By Yereth Rosen
ANCHORAGE (Reuters) - A large 7.0 magnitude earthquake struck early on Friday in waters 57 miles off the remote Alaska island of Adak, a former U.S. Navy station that is now a commercial fishing and maritime-service center, according to the U.S. Geological Survey.
There were no initial reports of damage, and the West Coast and Alaska Tsunami Warning Center said there was no tsunami watch, warning or advisory in effect.
"At this point, we've seen no ocean-surface disturbance," said Bill Knight, a scientist at the tsunami warning center in Palmer, Alaska. While no tsunami was expected, he said scientists were still monitoring the area for any earthquake-induced waves.
The earthquake, which struck at 8:25 a.m. Alaska Daylight Time, was strongly felt in Adak, about 1,300 miles southwest of Anchorage, said City Manager Layton Lockett.
"It was kind of hard to miss," Lockett said. "The strangest thing about this one was its length in time. I think people actually had time to get out of bed to see what was going on."
A magnitude 7 earthquake is likely to produce shaking that lasts 20 to 30 seconds, although it could last longer depending on local tectonics, Knight said.
A public radio station in Unalaska/Dutch Harbor, KUCB, interviewed a woman in Adak who said she timed the temblor at 40 seconds. The earthquake was followed by about 10 aftershocks of magnitude 3.5 or higher, Knight said.

*What the task asks*:
Reproduce the earthquake report word for word, everything from "By Yereth Rosen" down to "any earthquake-induced waves.". Use only the earthquake report to handle this material.

*Collected data*:
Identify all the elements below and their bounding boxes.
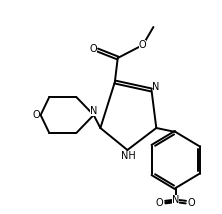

*Answer to this task*:
By Yereth Rosen
ANCHORAGE (Reuters) - A large 7.0 magnitude earthquake struck early on Friday in waters 57 miles off the remote Alaska island of Adak, a former U.S. Navy station that is now a commercial fishing and maritime-service center, according to the U.S. Geological Survey.
There were no initial reports of damage, and the West Coast and Alaska Tsunami Warning Center said there was no tsunami watch, warning or advisory in effect.
"At this point, we've seen no ocean-surface disturbance," said Bill Knight, a scientist at the tsunami warning center in Palmer, Alaska. While no tsunami was expected, he said scientists were still monitoring the area for any earthquake-induced waves.